◆ Problem ◆
Skip the pictures and extract all of the lines exactly as written.
════
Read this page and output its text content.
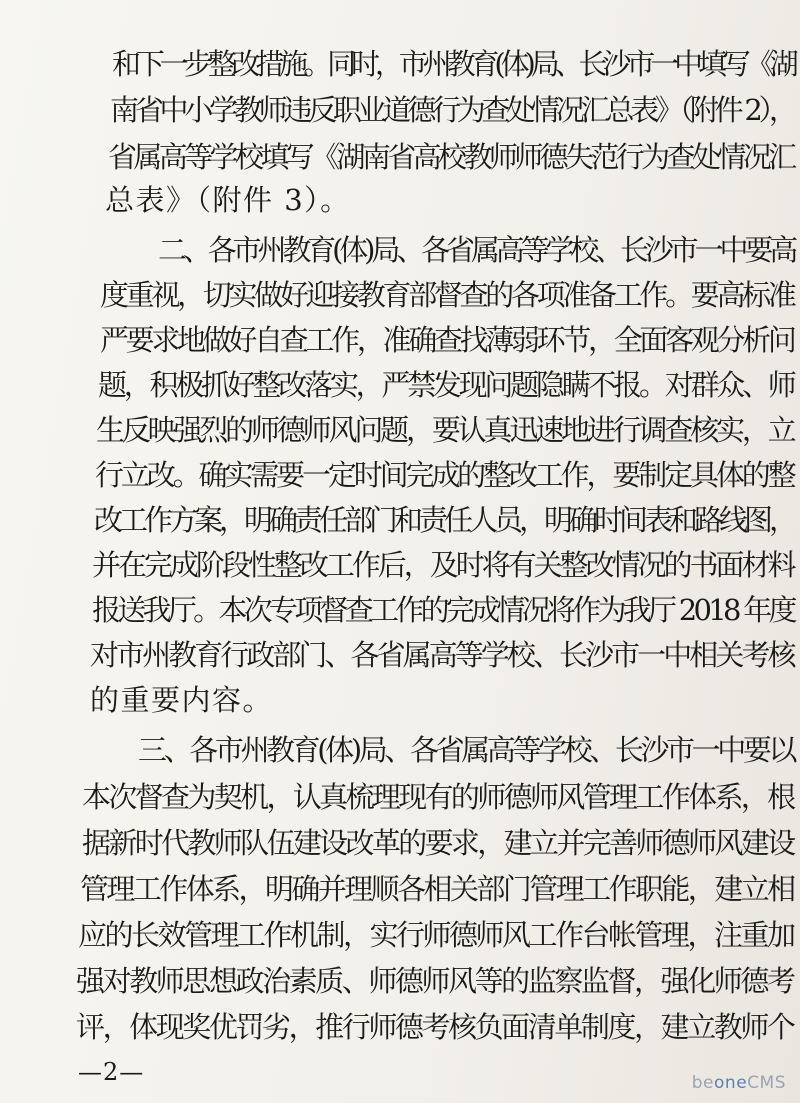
和下一步整改措施。同时，市州教育(体)局、长沙市一中填写《湖
南省中小学教师违反职业道德行为查处情况汇总表》（附件 2），
省属高等学校填写《湖南省高校教师师德失范行为查处情况汇
总表》（附件 3）。
二、各市州教育(体)局、各省属高等学校、长沙市一中要高
度重视，切实做好迎接教育部督查的各项准备工作。要高标准
严要求地做好自查工作，准确查找薄弱环节，全面客观分析问
题，积极抓好整改落实，严禁发现问题隐瞒不报。对群众、师
生反映强烈的师德师风问题，要认真迅速地进行调查核实，立
行立改。确实需要一定时间完成的整改工作，要制定具体的整
改工作方案，明确责任部门和责任人员，明确时间表和路线图，
并在完成阶段性整改工作后，及时将有关整改情况的书面材料
报送我厅。本次专项督查工作的完成情况将作为我厅 2018 年度
对市州教育行政部门、各省属高等学校、长沙市一中相关考核
的重要内容。
三、各市州教育(体)局、各省属高等学校、长沙市一中要以
本次督查为契机，认真梳理现有的师德师风管理工作体系，根
据新时代教师队伍建设改革的要求，建立并完善师德师风建设
管理工作体系，明确并理顺各相关部门管理工作职能，建立相
应的长效管理工作机制，实行师德师风工作台帐管理，注重加
强对教师思想政治素质、师德师风等的监察监督，强化师德考
评，体现奖优罚劣，推行师德考核负面清单制度，建立教师个
—2—	beoneCMS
════
◆ Result ◆
Read this page and output its text content.
和下一步整改措施。同时，市州教育(体)局、长沙市一中填写《湖
南省中小学教师违反职业道德行为查处情况汇总表》（附件 2），
省属高等学校填写《湖南省高校教师师德失范行为查处情况汇
总表》（附件 3）。
二、各市州教育(体)局、各省属高等学校、长沙市一中要高
度重视，切实做好迎接教育部督查的各项准备工作。要高标准
严要求地做好自查工作，准确查找薄弱环节，全面客观分析问
题，积极抓好整改落实，严禁发现问题隐瞒不报。对群众、师
生反映强烈的师德师风问题，要认真迅速地进行调查核实，立
行立改。确实需要一定时间完成的整改工作，要制定具体的整
改工作方案，明确责任部门和责任人员，明确时间表和路线图，
并在完成阶段性整改工作后，及时将有关整改情况的书面材料
报送我厅。本次专项督查工作的完成情况将作为我厅 2018 年度
对市州教育行政部门、各省属高等学校、长沙市一中相关考核
的重要内容。
三、各市州教育(体)局、各省属高等学校、长沙市一中要以
本次督查为契机，认真梳理现有的师德师风管理工作体系，根
据新时代教师队伍建设改革的要求，建立并完善师德师风建设
管理工作体系，明确并理顺各相关部门管理工作职能，建立相
应的长效管理工作机制，实行师德师风工作台帐管理，注重加
强对教师思想政治素质、师德师风等的监察监督，强化师德考
评，体现奖优罚劣，推行师德考核负面清单制度，建立教师个
—2—	beoneCMS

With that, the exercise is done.